GOAL OF THE EXERCISE: Wherever the string "Amplitude" occurs in a line of these records, report that line.

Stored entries
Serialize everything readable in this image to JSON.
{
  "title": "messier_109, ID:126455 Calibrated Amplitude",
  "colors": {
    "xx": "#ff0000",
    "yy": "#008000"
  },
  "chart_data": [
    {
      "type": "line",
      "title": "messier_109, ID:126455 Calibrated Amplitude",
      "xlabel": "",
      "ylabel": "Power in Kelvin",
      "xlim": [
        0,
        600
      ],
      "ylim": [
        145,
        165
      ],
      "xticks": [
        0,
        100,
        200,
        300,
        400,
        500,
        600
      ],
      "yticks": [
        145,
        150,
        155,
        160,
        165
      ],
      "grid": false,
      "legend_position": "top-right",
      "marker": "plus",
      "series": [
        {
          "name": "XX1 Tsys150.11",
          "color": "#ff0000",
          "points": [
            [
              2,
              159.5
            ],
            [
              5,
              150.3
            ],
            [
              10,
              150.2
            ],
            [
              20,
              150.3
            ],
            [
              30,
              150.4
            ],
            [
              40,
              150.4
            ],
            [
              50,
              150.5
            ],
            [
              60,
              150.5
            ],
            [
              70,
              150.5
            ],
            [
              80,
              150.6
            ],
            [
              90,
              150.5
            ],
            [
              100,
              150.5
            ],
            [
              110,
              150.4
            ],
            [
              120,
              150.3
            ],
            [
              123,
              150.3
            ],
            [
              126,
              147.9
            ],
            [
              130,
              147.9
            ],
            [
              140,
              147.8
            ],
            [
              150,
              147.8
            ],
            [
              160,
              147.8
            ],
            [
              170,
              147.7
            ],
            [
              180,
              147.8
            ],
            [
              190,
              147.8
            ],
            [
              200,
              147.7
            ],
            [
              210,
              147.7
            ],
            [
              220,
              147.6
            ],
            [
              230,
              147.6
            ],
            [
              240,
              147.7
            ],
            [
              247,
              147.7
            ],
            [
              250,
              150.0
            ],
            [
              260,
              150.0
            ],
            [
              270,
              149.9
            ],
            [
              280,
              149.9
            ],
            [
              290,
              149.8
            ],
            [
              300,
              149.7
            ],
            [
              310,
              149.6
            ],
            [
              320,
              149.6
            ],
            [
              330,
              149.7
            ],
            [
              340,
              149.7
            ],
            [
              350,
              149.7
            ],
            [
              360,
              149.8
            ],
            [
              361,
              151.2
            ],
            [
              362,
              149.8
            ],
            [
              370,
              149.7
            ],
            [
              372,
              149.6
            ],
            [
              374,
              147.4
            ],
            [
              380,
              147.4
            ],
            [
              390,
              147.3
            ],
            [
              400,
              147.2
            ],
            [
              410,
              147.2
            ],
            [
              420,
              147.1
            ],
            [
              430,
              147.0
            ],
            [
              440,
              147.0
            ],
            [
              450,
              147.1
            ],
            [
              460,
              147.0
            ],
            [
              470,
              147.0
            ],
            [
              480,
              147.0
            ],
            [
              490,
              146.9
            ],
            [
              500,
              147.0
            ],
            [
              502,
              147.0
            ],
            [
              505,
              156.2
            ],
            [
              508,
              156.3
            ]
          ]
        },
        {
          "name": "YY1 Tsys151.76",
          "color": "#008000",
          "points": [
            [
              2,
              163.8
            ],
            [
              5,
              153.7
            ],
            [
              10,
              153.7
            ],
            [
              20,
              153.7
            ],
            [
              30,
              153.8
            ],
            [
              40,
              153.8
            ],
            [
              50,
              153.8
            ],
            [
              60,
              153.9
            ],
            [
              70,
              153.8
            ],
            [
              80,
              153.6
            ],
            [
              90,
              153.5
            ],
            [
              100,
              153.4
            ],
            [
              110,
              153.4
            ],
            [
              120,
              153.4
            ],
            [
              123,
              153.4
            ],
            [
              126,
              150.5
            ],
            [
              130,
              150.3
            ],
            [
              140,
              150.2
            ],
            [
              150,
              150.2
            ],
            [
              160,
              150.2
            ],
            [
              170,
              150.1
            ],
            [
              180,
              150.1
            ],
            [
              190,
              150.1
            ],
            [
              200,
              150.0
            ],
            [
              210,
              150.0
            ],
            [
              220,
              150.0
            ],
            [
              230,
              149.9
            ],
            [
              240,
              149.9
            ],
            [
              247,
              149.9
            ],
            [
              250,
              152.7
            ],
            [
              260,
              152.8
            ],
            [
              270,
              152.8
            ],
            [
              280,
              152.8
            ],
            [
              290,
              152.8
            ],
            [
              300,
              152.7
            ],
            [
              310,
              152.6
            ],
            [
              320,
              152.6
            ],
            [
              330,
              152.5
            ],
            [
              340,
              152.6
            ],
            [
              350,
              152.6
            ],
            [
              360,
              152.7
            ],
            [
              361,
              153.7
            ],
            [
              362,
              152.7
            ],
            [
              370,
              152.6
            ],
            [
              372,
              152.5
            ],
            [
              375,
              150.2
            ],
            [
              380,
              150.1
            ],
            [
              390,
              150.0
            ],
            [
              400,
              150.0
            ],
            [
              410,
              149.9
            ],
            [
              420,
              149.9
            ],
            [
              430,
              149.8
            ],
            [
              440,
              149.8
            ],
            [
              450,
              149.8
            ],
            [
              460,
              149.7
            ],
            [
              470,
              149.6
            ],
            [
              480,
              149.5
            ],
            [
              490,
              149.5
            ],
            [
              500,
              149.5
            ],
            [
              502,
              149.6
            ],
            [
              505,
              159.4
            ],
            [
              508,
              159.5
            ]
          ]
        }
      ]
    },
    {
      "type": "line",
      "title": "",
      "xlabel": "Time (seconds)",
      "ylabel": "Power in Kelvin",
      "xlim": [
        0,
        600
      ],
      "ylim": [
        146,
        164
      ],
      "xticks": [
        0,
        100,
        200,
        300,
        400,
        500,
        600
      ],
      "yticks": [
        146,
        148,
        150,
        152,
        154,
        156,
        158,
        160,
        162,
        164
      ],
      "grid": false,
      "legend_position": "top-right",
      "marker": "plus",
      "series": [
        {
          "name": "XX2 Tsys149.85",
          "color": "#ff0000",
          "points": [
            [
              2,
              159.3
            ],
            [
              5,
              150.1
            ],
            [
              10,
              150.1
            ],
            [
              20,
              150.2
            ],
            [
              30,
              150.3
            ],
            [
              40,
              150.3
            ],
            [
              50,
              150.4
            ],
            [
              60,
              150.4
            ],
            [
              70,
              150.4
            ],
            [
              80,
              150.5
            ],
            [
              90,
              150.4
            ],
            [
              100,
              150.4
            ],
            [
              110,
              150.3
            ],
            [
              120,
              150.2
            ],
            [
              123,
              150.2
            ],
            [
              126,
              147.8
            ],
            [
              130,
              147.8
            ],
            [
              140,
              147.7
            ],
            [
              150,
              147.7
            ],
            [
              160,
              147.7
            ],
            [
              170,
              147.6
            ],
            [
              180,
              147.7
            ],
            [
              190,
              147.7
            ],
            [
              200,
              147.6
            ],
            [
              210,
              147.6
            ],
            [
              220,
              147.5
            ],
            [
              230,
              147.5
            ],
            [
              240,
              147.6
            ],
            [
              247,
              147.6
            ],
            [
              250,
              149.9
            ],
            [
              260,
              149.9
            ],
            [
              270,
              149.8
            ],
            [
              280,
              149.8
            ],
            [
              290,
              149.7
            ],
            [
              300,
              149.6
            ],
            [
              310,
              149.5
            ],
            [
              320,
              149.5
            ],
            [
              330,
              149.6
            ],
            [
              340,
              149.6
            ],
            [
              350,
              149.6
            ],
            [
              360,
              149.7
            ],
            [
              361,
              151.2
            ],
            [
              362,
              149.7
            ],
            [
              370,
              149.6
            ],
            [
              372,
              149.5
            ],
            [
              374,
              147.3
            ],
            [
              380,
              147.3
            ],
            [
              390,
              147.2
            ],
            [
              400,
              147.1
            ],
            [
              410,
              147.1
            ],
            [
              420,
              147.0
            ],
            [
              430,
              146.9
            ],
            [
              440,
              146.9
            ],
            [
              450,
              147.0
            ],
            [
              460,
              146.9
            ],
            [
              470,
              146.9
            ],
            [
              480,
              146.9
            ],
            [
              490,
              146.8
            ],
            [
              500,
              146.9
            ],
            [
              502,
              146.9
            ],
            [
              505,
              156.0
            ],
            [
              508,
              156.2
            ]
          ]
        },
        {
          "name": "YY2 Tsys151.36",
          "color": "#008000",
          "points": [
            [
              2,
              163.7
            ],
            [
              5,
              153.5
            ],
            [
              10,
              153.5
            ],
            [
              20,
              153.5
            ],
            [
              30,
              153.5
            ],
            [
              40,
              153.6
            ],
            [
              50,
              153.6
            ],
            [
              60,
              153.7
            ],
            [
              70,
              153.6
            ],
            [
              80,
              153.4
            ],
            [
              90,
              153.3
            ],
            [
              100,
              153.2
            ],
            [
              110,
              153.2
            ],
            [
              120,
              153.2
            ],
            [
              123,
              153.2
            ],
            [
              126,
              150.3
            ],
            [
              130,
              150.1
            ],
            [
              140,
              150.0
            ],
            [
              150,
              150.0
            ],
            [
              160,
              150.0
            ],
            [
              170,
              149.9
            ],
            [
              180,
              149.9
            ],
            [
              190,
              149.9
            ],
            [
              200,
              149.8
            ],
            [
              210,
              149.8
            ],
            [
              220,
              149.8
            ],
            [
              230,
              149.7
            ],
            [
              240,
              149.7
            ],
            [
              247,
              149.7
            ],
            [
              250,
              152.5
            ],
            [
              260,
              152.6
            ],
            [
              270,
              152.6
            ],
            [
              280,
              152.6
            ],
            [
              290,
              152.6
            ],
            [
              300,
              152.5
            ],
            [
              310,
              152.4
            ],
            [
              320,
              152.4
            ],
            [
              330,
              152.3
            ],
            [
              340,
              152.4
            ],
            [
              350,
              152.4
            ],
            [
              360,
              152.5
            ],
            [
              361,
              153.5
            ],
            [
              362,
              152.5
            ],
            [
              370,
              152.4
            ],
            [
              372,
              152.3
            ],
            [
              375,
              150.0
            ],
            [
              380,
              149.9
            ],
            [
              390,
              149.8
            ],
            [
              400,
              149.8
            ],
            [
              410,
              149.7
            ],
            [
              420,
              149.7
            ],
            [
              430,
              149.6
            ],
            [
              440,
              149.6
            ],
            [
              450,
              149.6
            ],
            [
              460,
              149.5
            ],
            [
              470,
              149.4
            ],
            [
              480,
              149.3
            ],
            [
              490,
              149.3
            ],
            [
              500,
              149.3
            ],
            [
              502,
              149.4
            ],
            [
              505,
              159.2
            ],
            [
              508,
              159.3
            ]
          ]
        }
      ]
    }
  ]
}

TASK OUTPUT:
  "title": "messier_109, ID:126455 Calibrated Amplitude",
      "title": "messier_109, ID:126455 Calibrated Amplitude",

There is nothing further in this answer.